> **The problem**: Copy out every line that contains "ਪਰਖਕ".

> **Data for this task**:

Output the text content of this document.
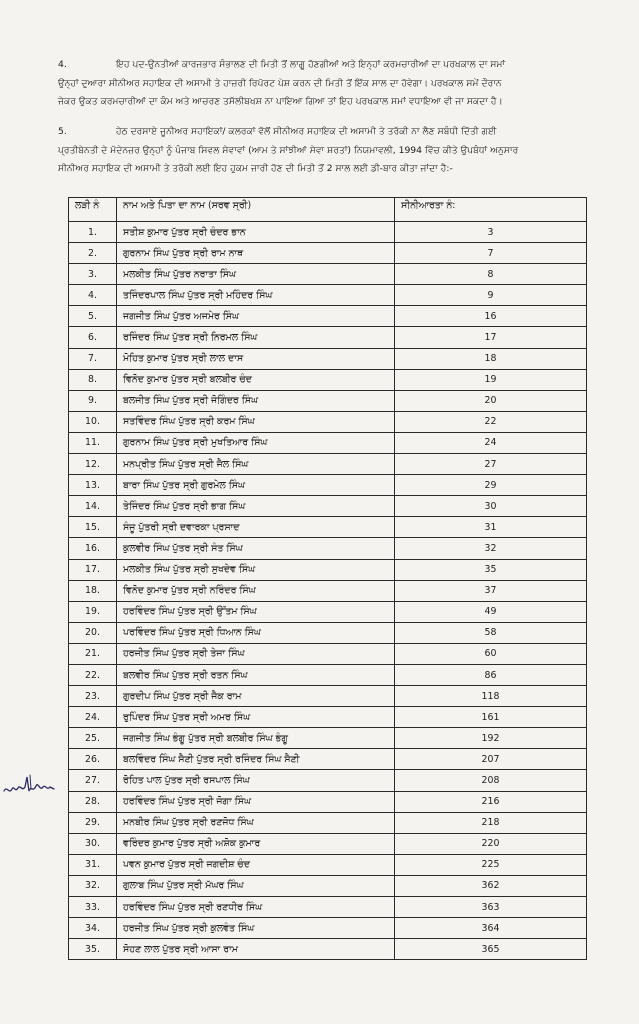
4.	ਇਹ ਪਦ-ਉਨਤੀਆਂ ਕਾਰਜਭਾਰ ਸੰਭਾਲਣ ਦੀ ਮਿਤੀ ਤੋਂ ਲਾਗੂ ਹੋਣਗੀਆਂ ਅਤੇ ਇਨ੍ਹਾਂ ਕਰਮਚਾਰੀਆਂ ਦਾ ਪਰਖਕਾਲ ਦਾ ਸਮਾਂ
ਉਨ੍ਹਾਂ ਦੁਆਰਾ ਸੀਨੀਅਰ ਸਹਾਇਕ ਦੀ ਅਸਾਮੀ ਤੇ ਹਾਜ਼ਰੀ ਰਿਪੋਰਟ ਪੇਸ਼ ਕਰਨ ਦੀ ਮਿਤੀ ਤੋਂ ਇੱਕ ਸਾਲ ਦਾ ਹੋਵੇਗਾ। ਪਰਖਕਾਲ ਸਮੇਂ ਦੌਰਾਨ
ਜੇਕਰ ਉਕਤ ਕਰਮਚਾਰੀਆਂ ਦਾ ਕੰਮ ਅਤੇ ਆਚਰਣ ਤਸੱਲੀਬਖਸ਼ ਨਾ ਪਾਇਆ ਗਿਆ ਤਾਂ ਇਹ ਪਰਖਕਾਲ ਸਮਾਂ ਵਧਾਇਆ ਵੀ ਜਾ ਸਕਦਾ ਹੈ।
5.	ਹੇਠ ਦਰਸਾਏ ਜੂਨੀਅਰ ਸਹਾਇਕਾਂ/ ਕਲਰਕਾਂ ਵੱਲੋਂ ਸੀਨੀਅਰ ਸਹਾਇਕ ਦੀ ਅਸਾਮੀ ਤੇ ਤਰੱਕੀ ਨਾ ਲੈਣ ਸਬੰਧੀ ਦਿੱਤੀ ਗਈ
ਪ੍ਰਤੀਬੇਨਤੀ ਦੇ ਮੱਦੇਨਜ਼ਰ ਉਨ੍ਹਾਂ ਨੂੰ ਪੰਜਾਬ ਸਿਵਲ ਸੇਵਾਵਾਂ (ਆਮ ਤੇ ਸਾਂਝੀਆਂ ਸੇਵਾ ਸ਼ਰਤਾਂ) ਨਿਯਮਾਵਲੀ, 1994 ਵਿੱਚ ਕੀਤੇ ਉਪਬੰਧਾਂ ਅਨੁਸਾਰ
ਸੀਨੀਅਰ ਸਹਾਇਕ ਦੀ ਅਸਾਮੀ ਤੇ ਤਰੱਕੀ ਲਈ ਇਹ ਹੁਕਮ ਜਾਰੀ ਹੋਣ ਦੀ ਮਿਤੀ ਤੋਂ 2 ਸਾਲ ਲਈ ਡੀ-ਬਾਰ ਕੀਤਾ ਜਾਂਦਾ ਹੈ:-
ਲੜੀ ਨੰ	ਨਾਮ ਅਤੇ ਪਿਤਾ ਦਾ ਨਾਮ (ਸਰਵ ਸ੍ਰੀ)	ਸੀਨੀਆਰਤਾ ਨੰ:
1.	ਸਤੀਸ਼ ਕੁਮਾਰ ਪੁੱਤਰ ਸ੍ਰੀ ਚੰਦਰ ਭਾਨ	3
2.	ਗੁਰਨਾਮ ਸਿੰਘ ਪੁੱਤਰ ਸ੍ਰੀ ਰਾਮ ਨਾਥ	7
3.	ਮਲਕੀਤ ਸਿੰਘ ਪੁੱਤਰ ਨਰਾਤਾ ਸਿੰਘ	8
4.	ਤਜਿੰਦਰਪਾਲ ਸਿੰਘ ਪੁੱਤਰ ਸ੍ਰੀ ਮਹਿੰਦਰ ਸਿੰਘ	9
5.	ਜਗਜੀਤ ਸਿੰਘ ਪੁੱਤਰ ਅਜਮੇਰ ਸਿੰਘ	16
6.	ਰਜਿੰਦਰ ਸਿੰਘ ਪੁੱਤਰ ਸ੍ਰੀ ਨਿਰਮਲ ਸਿੰਘ	17
7.	ਮੋਹਿਤ ਕੁਮਾਰ ਪੁੱਤਰ ਸ੍ਰੀ ਲਾਲ ਦਾਸ	18
8.	ਵਿਨੋਦ ਕੁਮਾਰ ਪੁੱਤਰ ਸ੍ਰੀ ਬਲਬੀਰ ਚੰਦ	19
9.	ਬਲਜੀਤ ਸਿੰਘ ਪੁੱਤਰ ਸ੍ਰੀ ਜੋਗਿੰਦਰ ਸਿੰਘ	20
10.	ਸਤਵਿੰਦਰ ਸਿੰਘ ਪੁੱਤਰ ਸ੍ਰੀ ਕਰਮ ਸਿੰਘ	22
11.	ਗੁਰਨਾਮ ਸਿੰਘ ਪੁੱਤਰ ਸ੍ਰੀ ਮੁਖਤਿਆਰ ਸਿੰਘ	24
12.	ਮਨਪ੍ਰੀਤ ਸਿੰਘ ਪੁੱਤਰ ਸ੍ਰੀ ਜੈਲ ਸਿੰਘ	27
13.	ਬਾਰਾ ਸਿੰਘ ਪੁੱਤਰ ਸ੍ਰੀ ਗੁਰਮੇਲ ਸਿੰਘ	29
14.	ਤੇਜਿੰਦਰ ਸਿੰਘ ਪੁੱਤਰ ਸ੍ਰੀ ਭਾਗ ਸਿੰਘ	30
15.	ਸੰਜੂ ਪੁੱਤਰੀ ਸ੍ਰੀ ਦਵਾਰਕਾ ਪ੍ਰਸਾਦ	31
16.	ਕੁਲਵੀਰ ਸਿੰਘ ਪੁੱਤਰ ਸ੍ਰੀ ਸੰਤ ਸਿੰਘ	32
17.	ਮਲਕੀਤ ਸਿੰਘ ਪੁੱਤਰ ਸ੍ਰੀ ਸੁਖਦੇਵ ਸਿੰਘ	35
18.	ਵਿਨੋਦ ਕੁਮਾਰ ਪੁੱਤਰ ਸ੍ਰੀ ਨਰਿੰਦਰ ਸਿੰਘ	37
19.	ਹਰਵਿੰਦਰ ਸਿੰਘ ਪੁੱਤਰ ਸ੍ਰੀ ਉੱਤਮ ਸਿੰਘ	49
20.	ਪਰਵਿੰਦਰ ਸਿੰਘ ਪੁੱਤਰ ਸ੍ਰੀ ਧਿਆਨ ਸਿੰਘ	58
21.	ਹਰਜੀਤ ਸਿੰਘ ਪੁੱਤਰ ਸ੍ਰੀ ਤੇਜਾ ਸਿੰਘ	60
22.	ਬਲਵੀਰ ਸਿੰਘ ਪੁੱਤਰ ਸ੍ਰੀ ਰਤਨ ਸਿੰਘ	86
23.	ਗੁਰਦੀਪ ਸਿੰਘ ਪੁੱਤਰ ਸ੍ਰੀ ਜੈਕ ਰਾਮ	118
24.	ਰੁਪਿੰਦਰ ਸਿੰਘ ਪੁੱਤਰ ਸ੍ਰੀ ਅਮਰ ਸਿੰਘ	161
25.	ਜਗਜੀਤ ਸਿੰਘ ਭੰਗੂ ਪੁੱਤਰ ਸ੍ਰੀ ਬਲਬੀਰ ਸਿੰਘ ਭੰਗੂ	192
26.	ਬਲਵਿੰਦਰ ਸਿੰਘ ਸੈਣੀ ਪੁੱਤਰ ਸ੍ਰੀ ਰਜਿੰਦਰ ਸਿੰਘ ਸੈਣੀ	207
27.	ਰੋਹਿਤ ਪਾਲ ਪੁੱਤਰ ਸ੍ਰੀ ਰਸਪਾਲ ਸਿੰਘ	208
28.	ਹਰਵਿੰਦਰ ਸਿੰਘ ਪੁੱਤਰ ਸ੍ਰੀ ਜੋਗਾ ਸਿੰਘ	216
29.	ਮਨਬੀਰ ਸਿੰਘ ਪੁੱਤਰ ਸ੍ਰੀ ਰਣਜੋਧ ਸਿੰਘ	218
30.	ਵਰਿੰਦਰ ਕੁਮਾਰ ਪੁੱਤਰ ਸ੍ਰੀ ਅਸ਼ੋਕ ਕੁਮਾਰ	220
31.	ਪਵਨ ਕੁਮਾਰ ਪੁੱਤਰ ਸ੍ਰੀ ਜਗਦੀਸ਼ ਚੰਦ	225
32.	ਗੁਲਾਬ ਸਿੰਘ ਪੁੱਤਰ ਸ੍ਰੀ ਮੱਘਰ ਸਿੰਘ	362
33.	ਹਰਵਿੰਦਰ ਸਿੰਘ ਪੁੱਤਰ ਸ੍ਰੀ ਰਣਧੀਰ ਸਿੰਘ	363
34.	ਹਰਜੀਤ ਸਿੰਘ ਪੁੱਤਰ ਸ੍ਰੀ ਕੁਲਵੰਤ ਸਿੰਘ	364
35.	ਸੋਹਣ ਲਾਲ ਪੁੱਤਰ ਸ੍ਰੀ ਆਸਾ ਰਾਮ	365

> **Worked answer**:
4.	ਇਹ ਪਦ-ਉਨਤੀਆਂ ਕਾਰਜਭਾਰ ਸੰਭਾਲਣ ਦੀ ਮਿਤੀ ਤੋਂ ਲਾਗੂ ਹੋਣਗੀਆਂ ਅਤੇ ਇਨ੍ਹਾਂ ਕਰਮਚਾਰੀਆਂ ਦਾ ਪਰਖਕਾਲ ਦਾ ਸਮਾਂ
ਉਨ੍ਹਾਂ ਦੁਆਰਾ ਸੀਨੀਅਰ ਸਹਾਇਕ ਦੀ ਅਸਾਮੀ ਤੇ ਹਾਜ਼ਰੀ ਰਿਪੋਰਟ ਪੇਸ਼ ਕਰਨ ਦੀ ਮਿਤੀ ਤੋਂ ਇੱਕ ਸਾਲ ਦਾ ਹੋਵੇਗਾ। ਪਰਖਕਾਲ ਸਮੇਂ ਦੌਰਾਨ
ਜੇਕਰ ਉਕਤ ਕਰਮਚਾਰੀਆਂ ਦਾ ਕੰਮ ਅਤੇ ਆਚਰਣ ਤਸੱਲੀਬਖਸ਼ ਨਾ ਪਾਇਆ ਗਿਆ ਤਾਂ ਇਹ ਪਰਖਕਾਲ ਸਮਾਂ ਵਧਾਇਆ ਵੀ ਜਾ ਸਕਦਾ ਹੈ।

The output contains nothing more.